From the listing, collect all lines containing the word "text".
+++ RECORD LIST
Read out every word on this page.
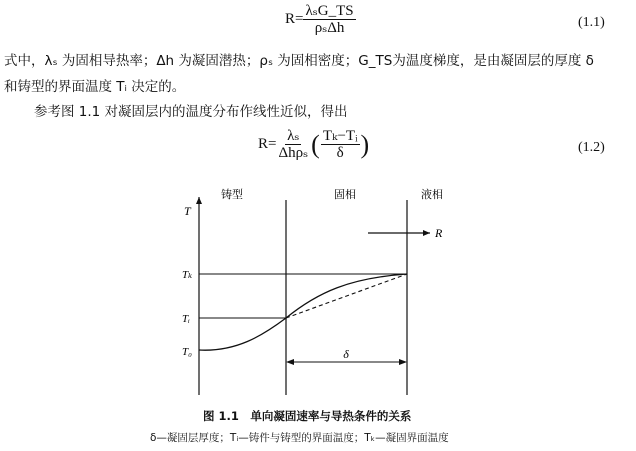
$R= \frac{\text{λₛG\_TS}}{\text{ρₛΔh}}$	(1.1)
式中，λₛ 为固相导热率；Δh 为凝固潜热；ρₛ 为固相密度；G_TS为温度梯度，是由凝固层的厚度 δ
和铸型的界面温度 Tᵢ 决定的。
参考图 1.1 对凝固层内的温度分布作线性近似，得出
$R= \frac{\text{λₛ}}{\text{Δhρₛ}}$ ( $\frac{\text{Tₖ−Tᵢ}}{\delta}$ )	(1.2)
铸型	固相	液相
T
Tₖ
Tᵢ
T₀
R
δ
图 1.1　单向凝固速率与导热条件的关系
δ—凝固层厚度；Tᵢ—铸件与铸型的界面温度；Tₖ—凝固界面温度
++++++
▸ **ANSWER TO THE TASK**
$R= \frac{\text{λₛG\_TS}}{\text{ρₛΔh}}$	(1.1)
$R= \frac{\text{λₛ}}{\text{Δhρₛ}}$ ( $\frac{\text{Tₖ−Tᵢ}}{\delta}$ )	(1.2)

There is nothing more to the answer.